--- start Dataset extract ---

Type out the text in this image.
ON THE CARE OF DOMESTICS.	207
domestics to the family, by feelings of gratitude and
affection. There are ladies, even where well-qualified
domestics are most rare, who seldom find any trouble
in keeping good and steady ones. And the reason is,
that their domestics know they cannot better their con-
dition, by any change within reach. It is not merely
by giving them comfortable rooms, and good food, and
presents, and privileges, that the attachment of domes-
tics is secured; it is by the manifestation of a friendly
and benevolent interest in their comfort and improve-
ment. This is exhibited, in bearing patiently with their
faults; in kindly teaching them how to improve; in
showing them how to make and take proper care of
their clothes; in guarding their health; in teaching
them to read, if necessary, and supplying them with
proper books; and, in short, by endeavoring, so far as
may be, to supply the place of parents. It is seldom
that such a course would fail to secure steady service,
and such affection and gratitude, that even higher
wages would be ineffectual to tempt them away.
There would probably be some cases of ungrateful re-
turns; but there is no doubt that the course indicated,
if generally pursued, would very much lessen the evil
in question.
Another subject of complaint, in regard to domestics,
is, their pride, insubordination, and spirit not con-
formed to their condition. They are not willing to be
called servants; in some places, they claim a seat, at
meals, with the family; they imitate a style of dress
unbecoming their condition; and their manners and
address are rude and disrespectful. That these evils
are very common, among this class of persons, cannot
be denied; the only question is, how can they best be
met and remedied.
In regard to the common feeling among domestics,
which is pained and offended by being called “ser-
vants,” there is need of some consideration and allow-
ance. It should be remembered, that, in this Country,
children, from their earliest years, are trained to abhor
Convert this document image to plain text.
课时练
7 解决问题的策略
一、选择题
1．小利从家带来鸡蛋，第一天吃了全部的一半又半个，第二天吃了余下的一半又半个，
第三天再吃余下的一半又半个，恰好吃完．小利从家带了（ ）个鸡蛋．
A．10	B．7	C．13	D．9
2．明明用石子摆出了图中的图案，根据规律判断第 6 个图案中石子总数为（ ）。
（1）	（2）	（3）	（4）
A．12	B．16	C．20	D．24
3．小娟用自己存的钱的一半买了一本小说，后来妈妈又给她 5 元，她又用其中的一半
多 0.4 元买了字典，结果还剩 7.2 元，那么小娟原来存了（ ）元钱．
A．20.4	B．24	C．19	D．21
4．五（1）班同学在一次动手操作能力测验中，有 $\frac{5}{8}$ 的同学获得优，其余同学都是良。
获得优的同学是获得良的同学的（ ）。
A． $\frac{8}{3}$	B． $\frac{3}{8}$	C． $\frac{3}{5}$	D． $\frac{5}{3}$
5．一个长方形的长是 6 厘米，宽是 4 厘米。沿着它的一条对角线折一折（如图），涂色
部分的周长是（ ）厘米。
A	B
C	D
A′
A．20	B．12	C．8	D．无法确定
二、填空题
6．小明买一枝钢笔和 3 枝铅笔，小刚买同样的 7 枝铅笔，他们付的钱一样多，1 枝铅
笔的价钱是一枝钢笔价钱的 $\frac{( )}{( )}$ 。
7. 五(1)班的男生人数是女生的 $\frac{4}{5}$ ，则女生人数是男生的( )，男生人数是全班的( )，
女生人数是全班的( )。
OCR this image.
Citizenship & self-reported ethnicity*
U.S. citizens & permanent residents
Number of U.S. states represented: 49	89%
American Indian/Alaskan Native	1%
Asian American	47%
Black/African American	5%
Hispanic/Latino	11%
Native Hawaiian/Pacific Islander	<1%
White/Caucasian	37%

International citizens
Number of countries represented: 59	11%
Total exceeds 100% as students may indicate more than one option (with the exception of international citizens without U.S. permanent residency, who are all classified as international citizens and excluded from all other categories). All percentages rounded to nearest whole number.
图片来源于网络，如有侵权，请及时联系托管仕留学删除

--- end Dataset extract ---

What this task involves -
Transcribe all of the entries without altering anything.

Answer to this task -
Type out the text in this image.
ON THE CARE OF DOMESTICS.	207
domestics to the family, by feelings of gratitude and
affection. There are ladies, even where well-qualified
domestics are most rare, who seldom find any trouble
in keeping good and steady ones. And the reason is,
that their domestics know they cannot better their con-
dition, by any change within reach. It is not merely
by giving them comfortable rooms, and good food, and
presents, and privileges, that the attachment of domes-
tics is secured; it is by the manifestation of a friendly
and benevolent interest in their comfort and improve-
ment. This is exhibited, in bearing patiently with their
faults; in kindly teaching them how to improve; in
showing them how to make and take proper care of
their clothes; in guarding their health; in teaching
them to read, if necessary, and supplying them with
proper books; and, in short, by endeavoring, so far as
may be, to supply the place of parents. It is seldom
that such a course would fail to secure steady service,
and such affection and gratitude, that even higher
wages would be ineffectual to tempt them away.
There would probably be some cases of ungrateful re-
turns; but there is no doubt that the course indicated,
if generally pursued, would very much lessen the evil
in question.
Another subject of complaint, in regard to domestics,
is, their pride, insubordination, and spirit not con-
formed to their condition. They are not willing to be
called servants; in some places, they claim a seat, at
meals, with the family; they imitate a style of dress
unbecoming their condition; and their manners and
address are rude and disrespectful. That these evils
are very common, among this class of persons, cannot
be denied; the only question is, how can they best be
met and remedied.
In regard to the common feeling among domestics,
which is pained and offended by being called “ser-
vants,” there is need of some consideration and allow-
ance. It should be remembered, that, in this Country,
children, from their earliest years, are trained to abhor
Convert this document image to plain text.
课时练
7 解决问题的策略
一、选择题
1．小利从家带来鸡蛋，第一天吃了全部的一半又半个，第二天吃了余下的一半又半个，
第三天再吃余下的一半又半个，恰好吃完．小利从家带了（ ）个鸡蛋．
A．10	B．7	C．13	D．9
2．明明用石子摆出了图中的图案，根据规律判断第 6 个图案中石子总数为（ ）。
（1）	（2）	（3）	（4）
A．12	B．16	C．20	D．24
3．小娟用自己存的钱的一半买了一本小说，后来妈妈又给她 5 元，她又用其中的一半
多 0.4 元买了字典，结果还剩 7.2 元，那么小娟原来存了（ ）元钱．
A．20.4	B．24	C．19	D．21
4．五（1）班同学在一次动手操作能力测验中，有 $\frac{5}{8}$ 的同学获得优，其余同学都是良。
获得优的同学是获得良的同学的（ ）。
A． $\frac{8}{3}$	B． $\frac{3}{8}$	C． $\frac{3}{5}$	D． $\frac{5}{3}$
5．一个长方形的长是 6 厘米，宽是 4 厘米。沿着它的一条对角线折一折（如图），涂色
部分的周长是（ ）厘米。
A	B
C	D
A′
A．20	B．12	C．8	D．无法确定
二、填空题
6．小明买一枝钢笔和 3 枝铅笔，小刚买同样的 7 枝铅笔，他们付的钱一样多，1 枝铅
笔的价钱是一枝钢笔价钱的 $\frac{( )}{( )}$ 。
7. 五(1)班的男生人数是女生的 $\frac{4}{5}$ ，则女生人数是男生的( )，男生人数是全班的( )，
女生人数是全班的( )。
OCR this image.
Citizenship & self-reported ethnicity*
U.S. citizens & permanent residents
Number of U.S. states represented: 49	89%
American Indian/Alaskan Native	1%
Asian American	47%
Black/African American	5%
Hispanic/Latino	11%
Native Hawaiian/Pacific Islander	<1%
White/Caucasian	37%

International citizens
Number of countries represented: 59	11%
Total exceeds 100% as students may indicate more than one option (with the exception of international citizens without U.S. permanent residency, who are all classified as international citizens and excluded from all other categories). All percentages rounded to nearest whole number.
图片来源于网络，如有侵权，请及时联系托管仕留学删除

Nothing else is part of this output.